[Begin]
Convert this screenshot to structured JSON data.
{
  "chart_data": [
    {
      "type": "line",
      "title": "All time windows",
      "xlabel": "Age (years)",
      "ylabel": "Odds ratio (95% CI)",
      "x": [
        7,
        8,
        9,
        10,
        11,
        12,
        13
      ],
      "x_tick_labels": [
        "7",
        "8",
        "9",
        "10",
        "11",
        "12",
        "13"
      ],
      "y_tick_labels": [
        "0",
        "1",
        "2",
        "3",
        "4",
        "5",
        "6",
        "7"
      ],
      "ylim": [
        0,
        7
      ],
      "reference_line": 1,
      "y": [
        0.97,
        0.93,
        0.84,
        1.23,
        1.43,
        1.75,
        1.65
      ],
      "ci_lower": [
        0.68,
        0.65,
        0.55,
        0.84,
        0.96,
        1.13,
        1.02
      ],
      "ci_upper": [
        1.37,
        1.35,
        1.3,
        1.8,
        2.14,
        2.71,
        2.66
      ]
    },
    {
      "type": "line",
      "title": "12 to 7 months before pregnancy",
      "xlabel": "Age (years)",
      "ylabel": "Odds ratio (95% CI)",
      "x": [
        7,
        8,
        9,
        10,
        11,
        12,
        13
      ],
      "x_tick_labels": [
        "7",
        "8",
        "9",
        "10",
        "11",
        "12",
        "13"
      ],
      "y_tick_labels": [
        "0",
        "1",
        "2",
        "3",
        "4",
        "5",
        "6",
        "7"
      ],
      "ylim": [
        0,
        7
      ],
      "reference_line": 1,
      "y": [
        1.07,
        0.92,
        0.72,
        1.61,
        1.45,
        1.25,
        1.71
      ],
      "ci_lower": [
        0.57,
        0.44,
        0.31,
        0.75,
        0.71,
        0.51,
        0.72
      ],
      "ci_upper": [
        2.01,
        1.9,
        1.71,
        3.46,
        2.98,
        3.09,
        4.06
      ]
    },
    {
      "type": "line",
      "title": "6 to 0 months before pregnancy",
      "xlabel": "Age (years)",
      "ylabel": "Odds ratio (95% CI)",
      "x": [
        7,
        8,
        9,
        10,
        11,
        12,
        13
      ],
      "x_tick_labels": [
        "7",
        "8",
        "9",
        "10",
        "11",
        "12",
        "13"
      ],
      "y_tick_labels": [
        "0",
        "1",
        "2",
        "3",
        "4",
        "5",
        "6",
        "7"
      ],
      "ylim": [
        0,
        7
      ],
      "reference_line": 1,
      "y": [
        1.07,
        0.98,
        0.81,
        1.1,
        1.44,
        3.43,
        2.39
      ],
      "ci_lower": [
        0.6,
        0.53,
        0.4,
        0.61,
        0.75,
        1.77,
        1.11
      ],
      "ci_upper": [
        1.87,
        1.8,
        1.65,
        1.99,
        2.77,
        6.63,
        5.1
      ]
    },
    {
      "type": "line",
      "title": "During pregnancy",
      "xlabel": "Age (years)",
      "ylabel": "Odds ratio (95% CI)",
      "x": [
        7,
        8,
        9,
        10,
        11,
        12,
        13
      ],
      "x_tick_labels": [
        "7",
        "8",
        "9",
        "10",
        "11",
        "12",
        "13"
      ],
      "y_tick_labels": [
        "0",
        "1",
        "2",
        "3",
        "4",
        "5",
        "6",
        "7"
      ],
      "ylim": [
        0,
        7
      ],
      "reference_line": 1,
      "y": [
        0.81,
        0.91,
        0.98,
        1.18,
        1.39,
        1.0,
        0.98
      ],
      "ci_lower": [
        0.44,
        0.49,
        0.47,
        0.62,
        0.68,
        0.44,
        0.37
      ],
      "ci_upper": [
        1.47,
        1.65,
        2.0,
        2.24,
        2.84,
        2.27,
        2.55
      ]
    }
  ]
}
[End]
> _Exercise goal_: Look through the data above. Find each line with the string "before" and copy it.

> _Written response_:
      "title": "12 to 7 months before pregnancy",
      "title": "6 to 0 months before pregnancy",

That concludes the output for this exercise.